-- begin Records to use --

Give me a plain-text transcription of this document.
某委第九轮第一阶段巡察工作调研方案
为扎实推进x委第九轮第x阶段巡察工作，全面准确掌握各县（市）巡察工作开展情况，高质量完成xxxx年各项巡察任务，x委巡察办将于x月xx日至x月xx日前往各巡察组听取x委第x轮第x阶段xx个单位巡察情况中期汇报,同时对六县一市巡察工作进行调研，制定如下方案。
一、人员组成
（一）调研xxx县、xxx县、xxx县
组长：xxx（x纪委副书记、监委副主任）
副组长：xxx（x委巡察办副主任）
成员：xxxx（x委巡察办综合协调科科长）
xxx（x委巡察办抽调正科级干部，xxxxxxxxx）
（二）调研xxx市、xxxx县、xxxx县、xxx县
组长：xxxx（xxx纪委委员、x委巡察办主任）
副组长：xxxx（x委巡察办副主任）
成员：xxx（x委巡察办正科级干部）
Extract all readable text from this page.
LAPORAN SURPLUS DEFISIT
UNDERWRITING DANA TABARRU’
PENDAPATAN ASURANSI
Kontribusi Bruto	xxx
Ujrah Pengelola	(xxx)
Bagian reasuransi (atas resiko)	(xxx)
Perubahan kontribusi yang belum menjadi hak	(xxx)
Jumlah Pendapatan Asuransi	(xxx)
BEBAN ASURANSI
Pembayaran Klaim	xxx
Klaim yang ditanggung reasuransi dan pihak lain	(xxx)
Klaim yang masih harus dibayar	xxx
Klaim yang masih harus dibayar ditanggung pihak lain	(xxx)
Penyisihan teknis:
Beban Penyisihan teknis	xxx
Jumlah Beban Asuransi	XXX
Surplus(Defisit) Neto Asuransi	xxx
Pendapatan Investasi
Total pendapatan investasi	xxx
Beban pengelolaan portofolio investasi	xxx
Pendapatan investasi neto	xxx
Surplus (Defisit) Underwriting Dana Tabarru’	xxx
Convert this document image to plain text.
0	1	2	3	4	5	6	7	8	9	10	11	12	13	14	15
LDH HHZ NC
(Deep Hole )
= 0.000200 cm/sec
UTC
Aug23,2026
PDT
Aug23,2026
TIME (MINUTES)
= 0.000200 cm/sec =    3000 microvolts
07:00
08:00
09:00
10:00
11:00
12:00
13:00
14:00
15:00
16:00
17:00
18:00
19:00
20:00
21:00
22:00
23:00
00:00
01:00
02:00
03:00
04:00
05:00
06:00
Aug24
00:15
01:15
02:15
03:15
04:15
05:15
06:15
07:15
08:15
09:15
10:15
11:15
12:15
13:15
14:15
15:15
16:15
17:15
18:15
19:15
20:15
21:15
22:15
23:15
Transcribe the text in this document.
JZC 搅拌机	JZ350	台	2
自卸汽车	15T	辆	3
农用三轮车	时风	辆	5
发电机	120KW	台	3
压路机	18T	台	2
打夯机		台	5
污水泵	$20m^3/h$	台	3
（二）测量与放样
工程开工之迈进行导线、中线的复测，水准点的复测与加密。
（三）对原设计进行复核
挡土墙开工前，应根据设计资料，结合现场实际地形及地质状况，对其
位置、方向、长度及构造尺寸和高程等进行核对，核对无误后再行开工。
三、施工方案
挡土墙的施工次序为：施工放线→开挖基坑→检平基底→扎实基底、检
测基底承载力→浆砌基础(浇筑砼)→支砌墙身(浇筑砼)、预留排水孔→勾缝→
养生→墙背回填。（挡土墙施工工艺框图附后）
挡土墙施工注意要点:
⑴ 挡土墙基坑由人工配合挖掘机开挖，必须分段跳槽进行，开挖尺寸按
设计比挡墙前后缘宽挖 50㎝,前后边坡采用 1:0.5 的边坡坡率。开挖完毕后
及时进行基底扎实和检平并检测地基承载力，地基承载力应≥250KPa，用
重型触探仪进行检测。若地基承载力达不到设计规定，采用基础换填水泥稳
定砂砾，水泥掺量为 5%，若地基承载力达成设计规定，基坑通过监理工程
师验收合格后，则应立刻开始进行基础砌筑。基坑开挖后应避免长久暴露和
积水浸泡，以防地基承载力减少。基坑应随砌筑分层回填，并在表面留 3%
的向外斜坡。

-- end Records to use --

What is needed: Select the lines that carry the string "Penyisihan" and copy them.

Solution to the exercise:
Penyisihan teknis:
Beban Penyisihan teknis	xxx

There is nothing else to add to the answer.